== Entries shown ==

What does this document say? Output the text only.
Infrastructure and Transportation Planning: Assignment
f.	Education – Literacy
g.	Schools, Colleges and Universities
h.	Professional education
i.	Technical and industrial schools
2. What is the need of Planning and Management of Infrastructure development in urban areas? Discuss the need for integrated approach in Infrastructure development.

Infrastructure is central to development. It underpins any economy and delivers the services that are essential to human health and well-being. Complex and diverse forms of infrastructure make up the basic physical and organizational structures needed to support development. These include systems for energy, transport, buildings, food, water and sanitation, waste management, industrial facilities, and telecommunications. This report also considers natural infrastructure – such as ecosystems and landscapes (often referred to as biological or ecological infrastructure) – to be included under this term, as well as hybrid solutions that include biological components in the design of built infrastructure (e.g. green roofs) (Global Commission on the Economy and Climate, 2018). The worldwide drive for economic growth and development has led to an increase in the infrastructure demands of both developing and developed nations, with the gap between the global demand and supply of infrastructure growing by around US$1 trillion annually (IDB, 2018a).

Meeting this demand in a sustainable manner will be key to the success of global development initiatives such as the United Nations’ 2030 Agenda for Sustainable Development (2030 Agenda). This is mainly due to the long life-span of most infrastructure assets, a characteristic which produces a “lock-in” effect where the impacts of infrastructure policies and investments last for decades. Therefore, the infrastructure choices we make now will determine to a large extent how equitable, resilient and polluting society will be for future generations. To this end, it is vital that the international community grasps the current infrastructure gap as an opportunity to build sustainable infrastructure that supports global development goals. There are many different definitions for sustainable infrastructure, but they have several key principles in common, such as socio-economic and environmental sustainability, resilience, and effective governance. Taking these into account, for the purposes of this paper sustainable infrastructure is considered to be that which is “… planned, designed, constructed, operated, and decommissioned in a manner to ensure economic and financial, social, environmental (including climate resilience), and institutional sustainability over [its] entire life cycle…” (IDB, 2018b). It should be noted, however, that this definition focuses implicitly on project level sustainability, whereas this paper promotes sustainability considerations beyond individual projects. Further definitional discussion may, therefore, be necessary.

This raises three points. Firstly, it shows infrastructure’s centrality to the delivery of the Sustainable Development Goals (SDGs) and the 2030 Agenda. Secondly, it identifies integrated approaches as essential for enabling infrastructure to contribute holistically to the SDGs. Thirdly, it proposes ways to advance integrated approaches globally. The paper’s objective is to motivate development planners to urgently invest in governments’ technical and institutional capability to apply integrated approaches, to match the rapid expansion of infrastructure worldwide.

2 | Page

===

## Set task
Every entry must be quoted exactly as it appears above.

## Solution to this task
What does this document say? Output the text only.
Infrastructure and Transportation Planning: Assignment
f.	Education – Literacy
g.	Schools, Colleges and Universities
h.	Professional education
i.	Technical and industrial schools
2. What is the need of Planning and Management of Infrastructure development in urban areas? Discuss the need for integrated approach in Infrastructure development.

Infrastructure is central to development. It underpins any economy and delivers the services that are essential to human health and well-being. Complex and diverse forms of infrastructure make up the basic physical and organizational structures needed to support development. These include systems for energy, transport, buildings, food, water and sanitation, waste management, industrial facilities, and telecommunications. This report also considers natural infrastructure – such as ecosystems and landscapes (often referred to as biological or ecological infrastructure) – to be included under this term, as well as hybrid solutions that include biological components in the design of built infrastructure (e.g. green roofs) (Global Commission on the Economy and Climate, 2018). The worldwide drive for economic growth and development has led to an increase in the infrastructure demands of both developing and developed nations, with the gap between the global demand and supply of infrastructure growing by around US$1 trillion annually (IDB, 2018a).

Meeting this demand in a sustainable manner will be key to the success of global development initiatives such as the United Nations’ 2030 Agenda for Sustainable Development (2030 Agenda). This is mainly due to the long life-span of most infrastructure assets, a characteristic which produces a “lock-in” effect where the impacts of infrastructure policies and investments last for decades. Therefore, the infrastructure choices we make now will determine to a large extent how equitable, resilient and polluting society will be for future generations. To this end, it is vital that the international community grasps the current infrastructure gap as an opportunity to build sustainable infrastructure that supports global development goals. There are many different definitions for sustainable infrastructure, but they have several key principles in common, such as socio-economic and environmental sustainability, resilience, and effective governance. Taking these into account, for the purposes of this paper sustainable infrastructure is considered to be that which is “… planned, designed, constructed, operated, and decommissioned in a manner to ensure economic and financial, social, environmental (including climate resilience), and institutional sustainability over [its] entire life cycle…” (IDB, 2018b). It should be noted, however, that this definition focuses implicitly on project level sustainability, whereas this paper promotes sustainability considerations beyond individual projects. Further definitional discussion may, therefore, be necessary.

This raises three points. Firstly, it shows infrastructure’s centrality to the delivery of the Sustainable Development Goals (SDGs) and the 2030 Agenda. Secondly, it identifies integrated approaches as essential for enabling infrastructure to contribute holistically to the SDGs. Thirdly, it proposes ways to advance integrated approaches globally. The paper’s objective is to motivate development planners to urgently invest in governments’ technical and institutional capability to apply integrated approaches, to match the rapid expansion of infrastructure worldwide.

2 | Page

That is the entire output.